Transcribe all the entries word for word, omitting any pictures they contain.

→ PROVIDED DATA
- - -

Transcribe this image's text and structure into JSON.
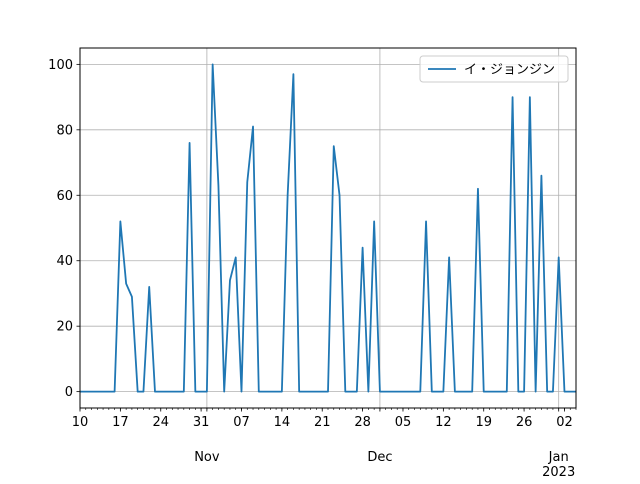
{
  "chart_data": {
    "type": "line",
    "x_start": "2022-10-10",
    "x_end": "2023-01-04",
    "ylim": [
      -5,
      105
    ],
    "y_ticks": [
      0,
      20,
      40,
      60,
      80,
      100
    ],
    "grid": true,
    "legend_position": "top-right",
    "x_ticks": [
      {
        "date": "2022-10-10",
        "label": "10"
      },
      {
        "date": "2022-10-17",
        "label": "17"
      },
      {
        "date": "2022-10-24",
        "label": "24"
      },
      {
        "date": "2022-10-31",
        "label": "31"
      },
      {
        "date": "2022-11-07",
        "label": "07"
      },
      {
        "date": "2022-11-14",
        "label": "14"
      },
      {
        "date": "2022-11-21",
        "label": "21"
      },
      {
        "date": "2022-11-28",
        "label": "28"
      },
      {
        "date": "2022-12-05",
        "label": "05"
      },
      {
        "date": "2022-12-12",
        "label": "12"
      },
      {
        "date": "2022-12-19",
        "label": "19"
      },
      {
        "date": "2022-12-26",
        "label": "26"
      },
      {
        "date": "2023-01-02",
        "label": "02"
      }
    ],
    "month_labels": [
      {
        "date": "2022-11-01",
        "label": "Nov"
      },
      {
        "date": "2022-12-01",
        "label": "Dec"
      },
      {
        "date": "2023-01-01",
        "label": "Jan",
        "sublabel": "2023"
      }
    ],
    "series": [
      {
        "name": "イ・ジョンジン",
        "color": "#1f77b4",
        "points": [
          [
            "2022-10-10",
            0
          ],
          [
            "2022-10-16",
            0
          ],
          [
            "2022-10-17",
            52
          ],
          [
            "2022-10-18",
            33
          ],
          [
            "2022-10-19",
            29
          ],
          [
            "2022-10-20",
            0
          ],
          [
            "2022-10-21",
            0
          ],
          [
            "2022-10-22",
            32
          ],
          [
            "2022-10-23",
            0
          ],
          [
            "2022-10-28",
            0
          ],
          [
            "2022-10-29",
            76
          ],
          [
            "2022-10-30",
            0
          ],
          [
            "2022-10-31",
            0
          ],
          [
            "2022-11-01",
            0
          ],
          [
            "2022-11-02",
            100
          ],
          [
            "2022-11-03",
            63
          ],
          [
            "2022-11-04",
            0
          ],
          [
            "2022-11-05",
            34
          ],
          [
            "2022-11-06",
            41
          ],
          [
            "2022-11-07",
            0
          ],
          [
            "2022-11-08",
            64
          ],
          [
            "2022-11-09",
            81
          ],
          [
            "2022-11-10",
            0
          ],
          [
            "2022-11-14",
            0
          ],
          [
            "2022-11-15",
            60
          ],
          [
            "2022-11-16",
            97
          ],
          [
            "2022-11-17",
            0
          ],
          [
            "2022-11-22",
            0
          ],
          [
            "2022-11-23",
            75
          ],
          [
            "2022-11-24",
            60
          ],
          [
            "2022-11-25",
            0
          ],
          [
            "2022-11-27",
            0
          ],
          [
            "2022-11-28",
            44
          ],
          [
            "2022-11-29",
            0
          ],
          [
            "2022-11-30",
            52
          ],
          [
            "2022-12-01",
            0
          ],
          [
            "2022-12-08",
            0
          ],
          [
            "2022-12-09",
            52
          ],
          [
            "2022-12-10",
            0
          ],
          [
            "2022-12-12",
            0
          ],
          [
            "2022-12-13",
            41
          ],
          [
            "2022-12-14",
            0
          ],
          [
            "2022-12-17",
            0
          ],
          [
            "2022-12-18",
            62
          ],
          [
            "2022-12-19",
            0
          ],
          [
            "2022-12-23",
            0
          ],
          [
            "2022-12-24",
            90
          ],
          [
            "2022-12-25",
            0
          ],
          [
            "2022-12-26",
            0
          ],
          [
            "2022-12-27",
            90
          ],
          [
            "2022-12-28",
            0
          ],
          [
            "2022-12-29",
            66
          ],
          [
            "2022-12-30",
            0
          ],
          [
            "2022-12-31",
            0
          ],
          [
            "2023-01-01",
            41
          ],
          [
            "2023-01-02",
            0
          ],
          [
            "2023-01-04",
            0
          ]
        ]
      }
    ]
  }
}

- - -

→ COMPLETED EXERCISE
Transcribe this image's text and structure into JSON.
{
  "chart_data": {
    "type": "line",
    "x_start": "2022-10-10",
    "x_end": "2023-01-04",
    "ylim": [
      -5,
      105
    ],
    "y_ticks": [
      0,
      20,
      40,
      60,
      80,
      100
    ],
    "grid": true,
    "legend_position": "top-right",
    "x_ticks": [
      {
        "date": "2022-10-10",
        "label": "10"
      },
      {
        "date": "2022-10-17",
        "label": "17"
      },
      {
        "date": "2022-10-24",
        "label": "24"
      },
      {
        "date": "2022-10-31",
        "label": "31"
      },
      {
        "date": "2022-11-07",
        "label": "07"
      },
      {
        "date": "2022-11-14",
        "label": "14"
      },
      {
        "date": "2022-11-21",
        "label": "21"
      },
      {
        "date": "2022-11-28",
        "label": "28"
      },
      {
        "date": "2022-12-05",
        "label": "05"
      },
      {
        "date": "2022-12-12",
        "label": "12"
      },
      {
        "date": "2022-12-19",
        "label": "19"
      },
      {
        "date": "2022-12-26",
        "label": "26"
      },
      {
        "date": "2023-01-02",
        "label": "02"
      }
    ],
    "month_labels": [
      {
        "date": "2022-11-01",
        "label": "Nov"
      },
      {
        "date": "2022-12-01",
        "label": "Dec"
      },
      {
        "date": "2023-01-01",
        "label": "Jan",
        "sublabel": "2023"
      }
    ],
    "series": [
      {
        "name": "イ・ジョンジン",
        "color": "#1f77b4",
        "points": [
          [
            "2022-10-10",
            0
          ],
          [
            "2022-10-16",
            0
          ],
          [
            "2022-10-17",
            52
          ],
          [
            "2022-10-18",
            33
          ],
          [
            "2022-10-19",
            29
          ],
          [
            "2022-10-20",
            0
          ],
          [
            "2022-10-21",
            0
          ],
          [
            "2022-10-22",
            32
          ],
          [
            "2022-10-23",
            0
          ],
          [
            "2022-10-28",
            0
          ],
          [
            "2022-10-29",
            76
          ],
          [
            "2022-10-30",
            0
          ],
          [
            "2022-10-31",
            0
          ],
          [
            "2022-11-01",
            0
          ],
          [
            "2022-11-02",
            100
          ],
          [
            "2022-11-03",
            63
          ],
          [
            "2022-11-04",
            0
          ],
          [
            "2022-11-05",
            34
          ],
          [
            "2022-11-06",
            41
          ],
          [
            "2022-11-07",
            0
          ],
          [
            "2022-11-08",
            64
          ],
          [
            "2022-11-09",
            81
          ],
          [
            "2022-11-10",
            0
          ],
          [
            "2022-11-14",
            0
          ],
          [
            "2022-11-15",
            60
          ],
          [
            "2022-11-16",
            97
          ],
          [
            "2022-11-17",
            0
          ],
          [
            "2022-11-22",
            0
          ],
          [
            "2022-11-23",
            75
          ],
          [
            "2022-11-24",
            60
          ],
          [
            "2022-11-25",
            0
          ],
          [
            "2022-11-27",
            0
          ],
          [
            "2022-11-28",
            44
          ],
          [
            "2022-11-29",
            0
          ],
          [
            "2022-11-30",
            52
          ],
          [
            "2022-12-01",
            0
          ],
          [
            "2022-12-08",
            0
          ],
          [
            "2022-12-09",
            52
          ],
          [
            "2022-12-10",
            0
          ],
          [
            "2022-12-12",
            0
          ],
          [
            "2022-12-13",
            41
          ],
          [
            "2022-12-14",
            0
          ],
          [
            "2022-12-17",
            0
          ],
          [
            "2022-12-18",
            62
          ],
          [
            "2022-12-19",
            0
          ],
          [
            "2022-12-23",
            0
          ],
          [
            "2022-12-24",
            90
          ],
          [
            "2022-12-25",
            0
          ],
          [
            "2022-12-26",
            0
          ],
          [
            "2022-12-27",
            90
          ],
          [
            "2022-12-28",
            0
          ],
          [
            "2022-12-29",
            66
          ],
          [
            "2022-12-30",
            0
          ],
          [
            "2022-12-31",
            0
          ],
          [
            "2023-01-01",
            41
          ],
          [
            "2023-01-02",
            0
          ],
          [
            "2023-01-04",
            0
          ]
        ]
      }
    ]
  }
}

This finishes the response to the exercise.